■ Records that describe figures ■
* START *
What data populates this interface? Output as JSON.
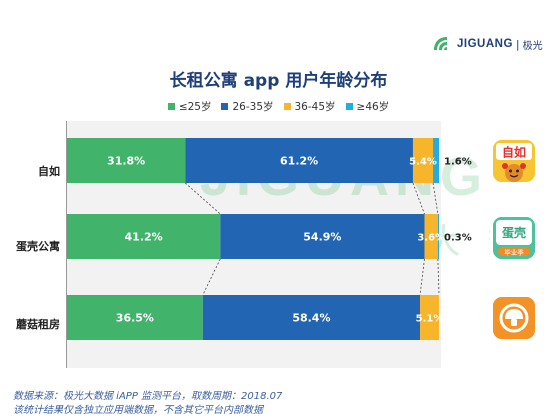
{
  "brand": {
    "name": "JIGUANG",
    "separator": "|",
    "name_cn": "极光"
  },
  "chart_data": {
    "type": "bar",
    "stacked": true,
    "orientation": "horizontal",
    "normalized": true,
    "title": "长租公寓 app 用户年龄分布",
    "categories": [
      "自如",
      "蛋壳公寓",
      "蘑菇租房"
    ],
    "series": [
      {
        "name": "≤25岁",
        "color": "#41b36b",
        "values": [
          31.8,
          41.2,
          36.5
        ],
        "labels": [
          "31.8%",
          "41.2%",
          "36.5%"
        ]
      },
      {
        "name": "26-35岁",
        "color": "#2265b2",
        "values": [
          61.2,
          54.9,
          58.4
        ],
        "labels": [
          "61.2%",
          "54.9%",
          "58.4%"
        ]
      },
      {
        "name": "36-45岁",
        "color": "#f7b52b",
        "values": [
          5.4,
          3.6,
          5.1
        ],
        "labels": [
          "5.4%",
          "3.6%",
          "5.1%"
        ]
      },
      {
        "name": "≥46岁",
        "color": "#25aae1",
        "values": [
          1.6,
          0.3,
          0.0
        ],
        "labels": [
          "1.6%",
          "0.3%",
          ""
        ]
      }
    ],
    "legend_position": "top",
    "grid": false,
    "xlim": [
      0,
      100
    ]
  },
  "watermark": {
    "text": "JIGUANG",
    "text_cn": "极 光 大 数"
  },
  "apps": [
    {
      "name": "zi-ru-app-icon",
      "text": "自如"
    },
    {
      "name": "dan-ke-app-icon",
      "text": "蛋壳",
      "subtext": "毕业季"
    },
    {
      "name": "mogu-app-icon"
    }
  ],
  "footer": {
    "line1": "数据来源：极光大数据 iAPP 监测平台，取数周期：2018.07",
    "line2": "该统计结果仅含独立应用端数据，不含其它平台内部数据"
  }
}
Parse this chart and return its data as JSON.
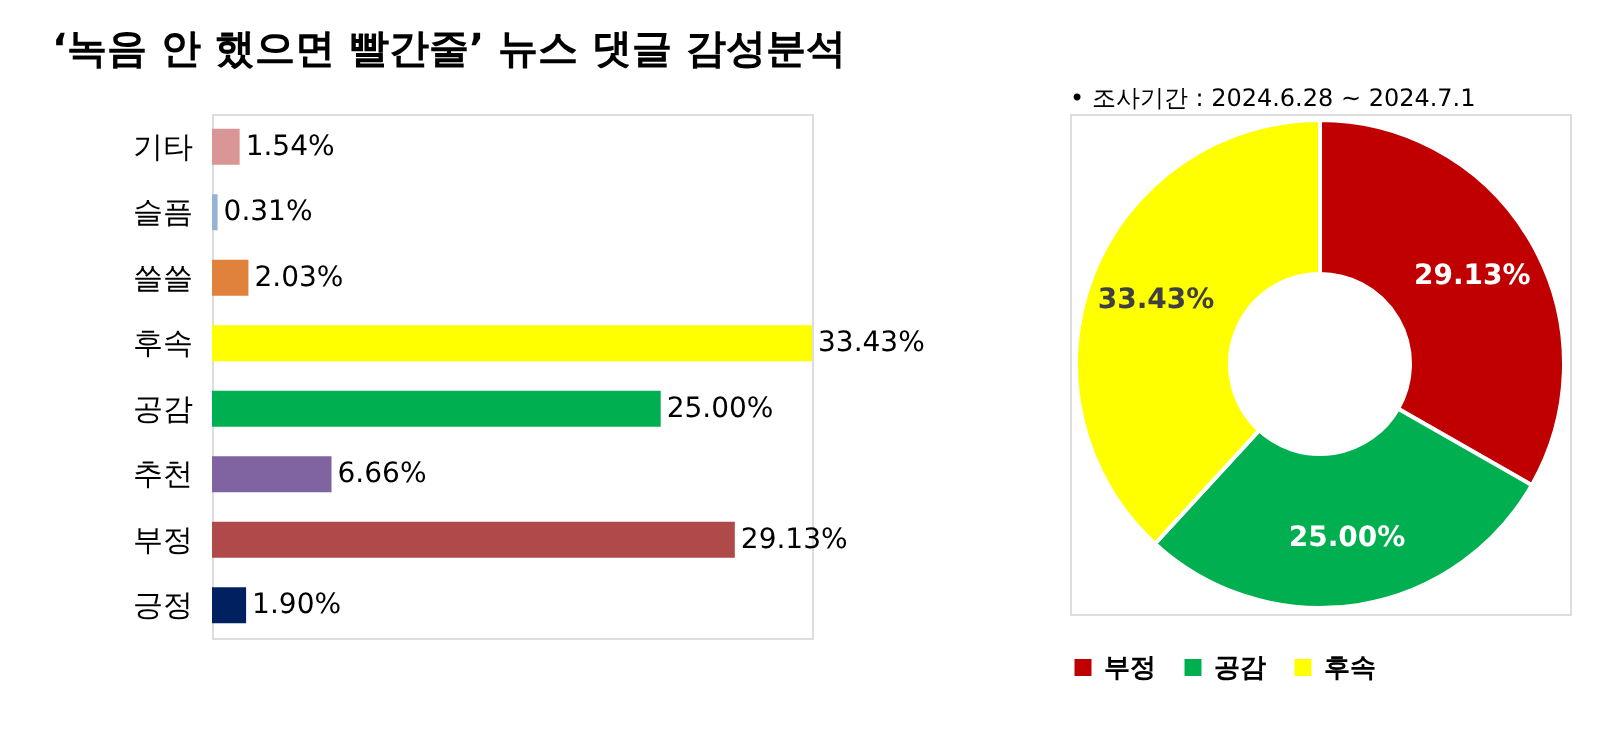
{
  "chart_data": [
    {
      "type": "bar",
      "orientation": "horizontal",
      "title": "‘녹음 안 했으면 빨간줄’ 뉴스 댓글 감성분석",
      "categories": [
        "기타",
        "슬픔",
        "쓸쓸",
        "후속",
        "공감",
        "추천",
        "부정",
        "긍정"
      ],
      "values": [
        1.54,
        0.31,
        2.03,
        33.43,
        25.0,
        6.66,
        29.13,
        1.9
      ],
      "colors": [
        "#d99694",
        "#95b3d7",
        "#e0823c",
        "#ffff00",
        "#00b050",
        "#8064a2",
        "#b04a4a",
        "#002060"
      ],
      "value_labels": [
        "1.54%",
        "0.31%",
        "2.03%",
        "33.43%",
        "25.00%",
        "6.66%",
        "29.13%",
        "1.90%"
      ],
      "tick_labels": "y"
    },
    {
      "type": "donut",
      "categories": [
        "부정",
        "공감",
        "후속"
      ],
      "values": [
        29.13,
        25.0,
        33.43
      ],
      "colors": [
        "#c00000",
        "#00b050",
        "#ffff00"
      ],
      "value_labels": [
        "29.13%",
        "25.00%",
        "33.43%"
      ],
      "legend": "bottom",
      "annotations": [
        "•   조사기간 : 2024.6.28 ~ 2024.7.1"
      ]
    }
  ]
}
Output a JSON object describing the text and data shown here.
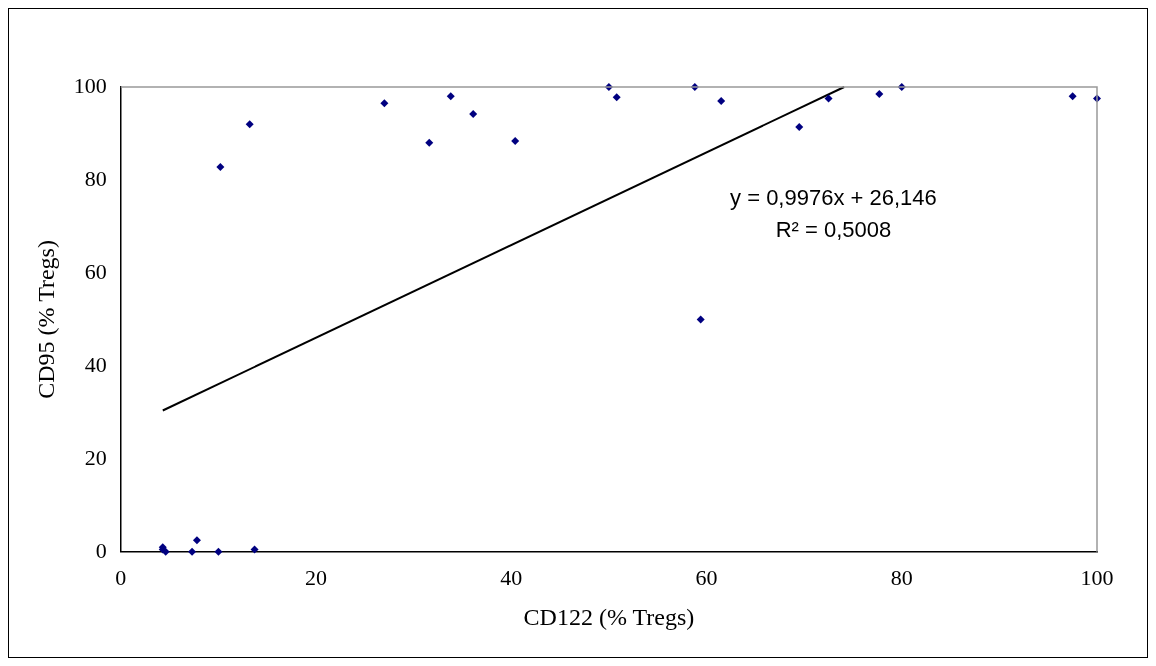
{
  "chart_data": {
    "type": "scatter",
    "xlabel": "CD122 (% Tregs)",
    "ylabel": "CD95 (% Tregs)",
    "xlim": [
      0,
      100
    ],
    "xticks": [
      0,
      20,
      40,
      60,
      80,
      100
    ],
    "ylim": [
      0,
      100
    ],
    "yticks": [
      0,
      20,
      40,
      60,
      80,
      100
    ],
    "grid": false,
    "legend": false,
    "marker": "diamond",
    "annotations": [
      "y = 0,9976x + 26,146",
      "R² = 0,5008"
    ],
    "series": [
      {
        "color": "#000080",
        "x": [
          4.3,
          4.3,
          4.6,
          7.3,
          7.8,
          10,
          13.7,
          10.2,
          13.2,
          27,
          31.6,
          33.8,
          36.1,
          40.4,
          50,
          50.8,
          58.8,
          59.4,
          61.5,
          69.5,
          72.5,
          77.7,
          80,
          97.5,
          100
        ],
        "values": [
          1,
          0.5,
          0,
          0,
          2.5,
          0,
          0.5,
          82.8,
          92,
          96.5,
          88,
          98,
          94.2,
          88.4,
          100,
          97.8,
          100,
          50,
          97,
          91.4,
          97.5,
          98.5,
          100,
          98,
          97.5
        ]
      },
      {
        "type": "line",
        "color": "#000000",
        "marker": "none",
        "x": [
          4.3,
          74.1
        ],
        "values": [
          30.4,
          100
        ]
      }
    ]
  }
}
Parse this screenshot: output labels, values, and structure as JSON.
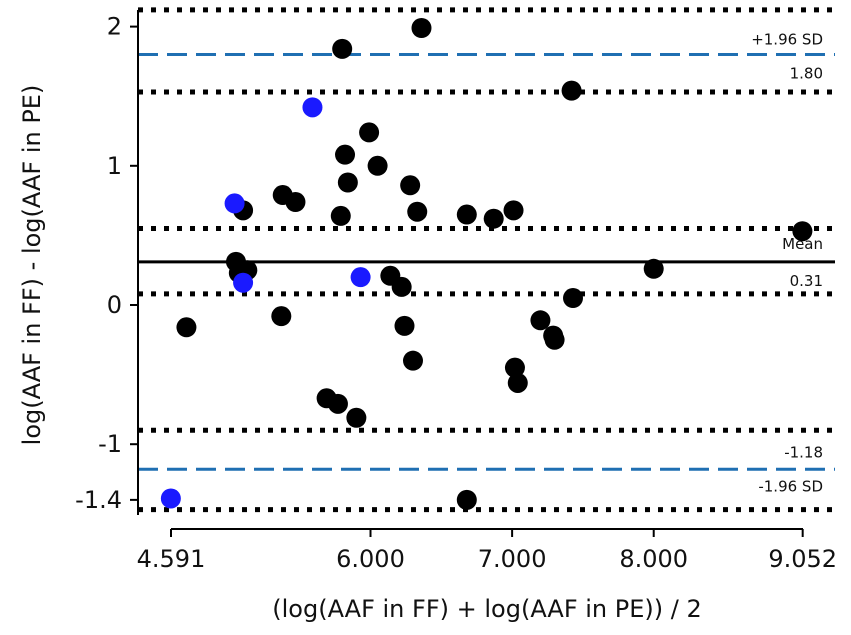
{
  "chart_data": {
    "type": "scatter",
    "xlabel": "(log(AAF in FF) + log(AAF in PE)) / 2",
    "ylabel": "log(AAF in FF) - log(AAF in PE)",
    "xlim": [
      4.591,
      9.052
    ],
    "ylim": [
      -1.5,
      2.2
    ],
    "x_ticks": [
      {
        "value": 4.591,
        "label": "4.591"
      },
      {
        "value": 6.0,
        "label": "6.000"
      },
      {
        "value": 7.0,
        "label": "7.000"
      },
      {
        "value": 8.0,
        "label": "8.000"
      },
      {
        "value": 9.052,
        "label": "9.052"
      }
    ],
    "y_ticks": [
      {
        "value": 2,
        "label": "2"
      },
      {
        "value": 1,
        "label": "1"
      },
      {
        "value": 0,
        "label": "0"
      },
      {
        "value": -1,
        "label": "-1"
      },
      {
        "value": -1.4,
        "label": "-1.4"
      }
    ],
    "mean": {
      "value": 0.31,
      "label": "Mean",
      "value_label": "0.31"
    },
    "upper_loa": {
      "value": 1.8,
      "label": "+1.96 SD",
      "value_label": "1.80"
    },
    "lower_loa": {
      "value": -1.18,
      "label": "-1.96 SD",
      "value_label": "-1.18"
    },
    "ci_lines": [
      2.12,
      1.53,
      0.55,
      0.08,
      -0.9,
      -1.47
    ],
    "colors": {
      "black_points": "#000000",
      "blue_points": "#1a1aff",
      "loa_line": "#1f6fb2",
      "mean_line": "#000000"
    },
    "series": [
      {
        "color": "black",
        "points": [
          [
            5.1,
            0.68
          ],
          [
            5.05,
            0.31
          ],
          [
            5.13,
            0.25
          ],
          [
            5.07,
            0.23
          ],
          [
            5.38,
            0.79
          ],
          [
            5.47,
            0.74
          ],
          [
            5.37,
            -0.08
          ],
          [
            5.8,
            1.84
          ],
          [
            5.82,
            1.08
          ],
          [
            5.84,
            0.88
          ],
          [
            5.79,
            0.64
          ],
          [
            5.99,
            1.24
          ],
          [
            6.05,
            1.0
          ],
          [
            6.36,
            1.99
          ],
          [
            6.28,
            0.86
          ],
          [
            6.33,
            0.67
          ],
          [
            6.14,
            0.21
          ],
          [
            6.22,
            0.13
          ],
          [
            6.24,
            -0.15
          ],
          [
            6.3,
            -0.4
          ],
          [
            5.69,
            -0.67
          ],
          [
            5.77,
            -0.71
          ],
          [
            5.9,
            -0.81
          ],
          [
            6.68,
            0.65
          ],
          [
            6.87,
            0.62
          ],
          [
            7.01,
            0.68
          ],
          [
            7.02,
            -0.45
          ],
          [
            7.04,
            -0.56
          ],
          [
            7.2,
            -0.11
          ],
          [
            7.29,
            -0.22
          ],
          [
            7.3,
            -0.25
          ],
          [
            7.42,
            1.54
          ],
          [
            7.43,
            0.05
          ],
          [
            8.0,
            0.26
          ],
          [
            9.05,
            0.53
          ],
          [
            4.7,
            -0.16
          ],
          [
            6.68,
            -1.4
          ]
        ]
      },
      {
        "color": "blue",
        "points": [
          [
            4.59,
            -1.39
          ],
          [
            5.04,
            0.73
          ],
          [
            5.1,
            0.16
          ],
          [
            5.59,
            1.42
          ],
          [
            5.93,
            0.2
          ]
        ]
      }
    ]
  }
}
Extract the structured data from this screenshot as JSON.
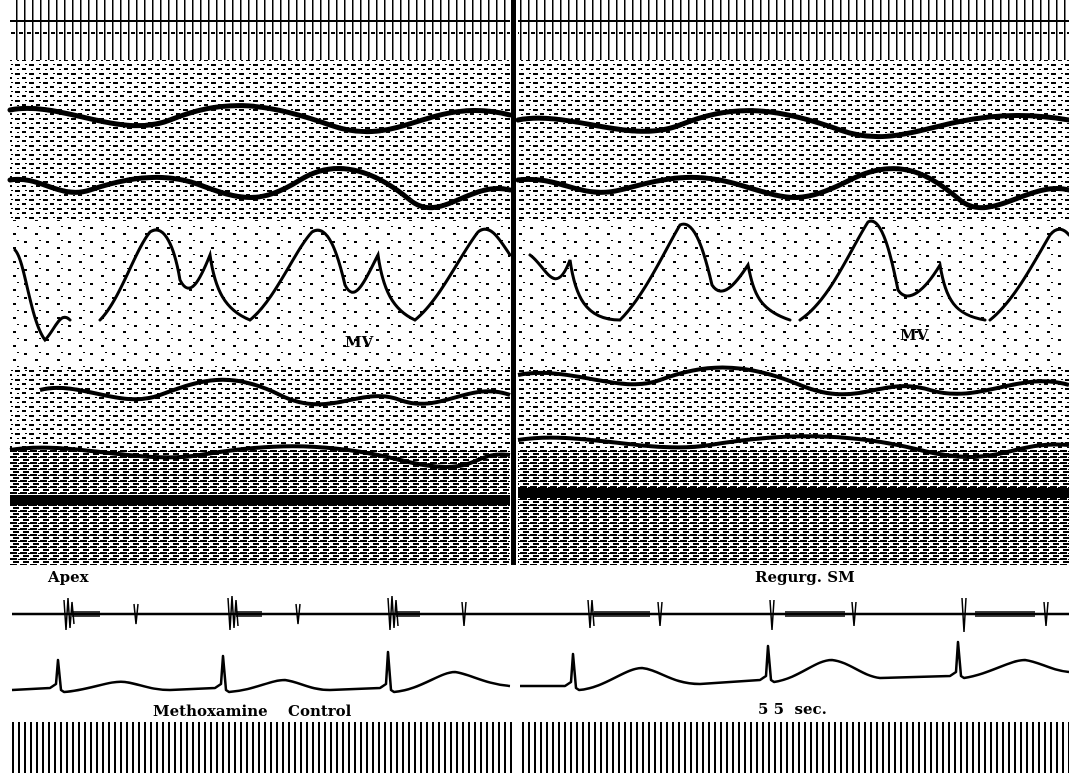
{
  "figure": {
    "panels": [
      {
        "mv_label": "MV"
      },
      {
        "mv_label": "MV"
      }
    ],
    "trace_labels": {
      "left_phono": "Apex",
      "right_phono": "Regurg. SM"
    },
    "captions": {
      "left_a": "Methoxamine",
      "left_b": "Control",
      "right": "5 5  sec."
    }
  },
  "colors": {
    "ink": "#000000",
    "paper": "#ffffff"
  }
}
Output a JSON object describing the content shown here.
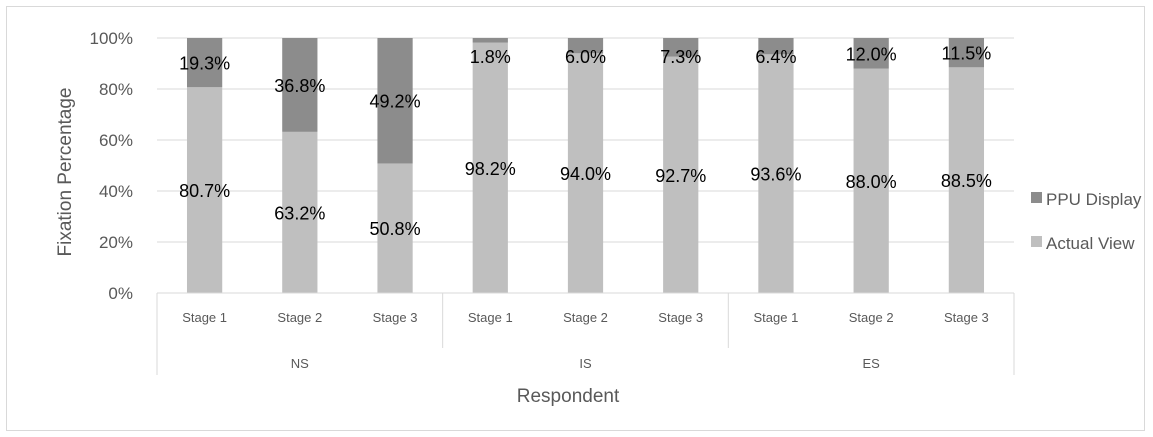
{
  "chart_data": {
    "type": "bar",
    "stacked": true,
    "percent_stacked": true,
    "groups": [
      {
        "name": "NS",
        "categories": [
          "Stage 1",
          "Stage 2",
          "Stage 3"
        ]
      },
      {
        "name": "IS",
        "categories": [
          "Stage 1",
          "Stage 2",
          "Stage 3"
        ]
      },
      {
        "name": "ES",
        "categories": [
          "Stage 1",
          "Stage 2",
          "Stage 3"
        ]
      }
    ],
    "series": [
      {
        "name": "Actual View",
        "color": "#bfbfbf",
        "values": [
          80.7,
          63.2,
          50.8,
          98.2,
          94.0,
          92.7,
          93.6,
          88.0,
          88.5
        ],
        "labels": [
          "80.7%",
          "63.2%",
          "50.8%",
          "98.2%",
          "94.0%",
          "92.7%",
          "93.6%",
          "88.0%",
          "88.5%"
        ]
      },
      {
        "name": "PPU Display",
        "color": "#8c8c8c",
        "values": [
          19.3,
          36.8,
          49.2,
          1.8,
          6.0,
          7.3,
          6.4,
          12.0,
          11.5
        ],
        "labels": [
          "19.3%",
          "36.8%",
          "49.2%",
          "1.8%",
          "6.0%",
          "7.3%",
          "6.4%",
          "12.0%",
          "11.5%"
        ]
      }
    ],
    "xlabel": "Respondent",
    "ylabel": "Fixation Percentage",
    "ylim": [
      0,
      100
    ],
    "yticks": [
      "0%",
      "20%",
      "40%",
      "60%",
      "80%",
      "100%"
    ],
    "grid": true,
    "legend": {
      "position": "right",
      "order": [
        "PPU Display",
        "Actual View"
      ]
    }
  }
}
* END *
■ Do this ■
For this exercise, gather every line of the data that contains the word "shown".

■ Response below ■
Output a JSON object describing the text and data shown here.
Output a JSON object describing the content shown here.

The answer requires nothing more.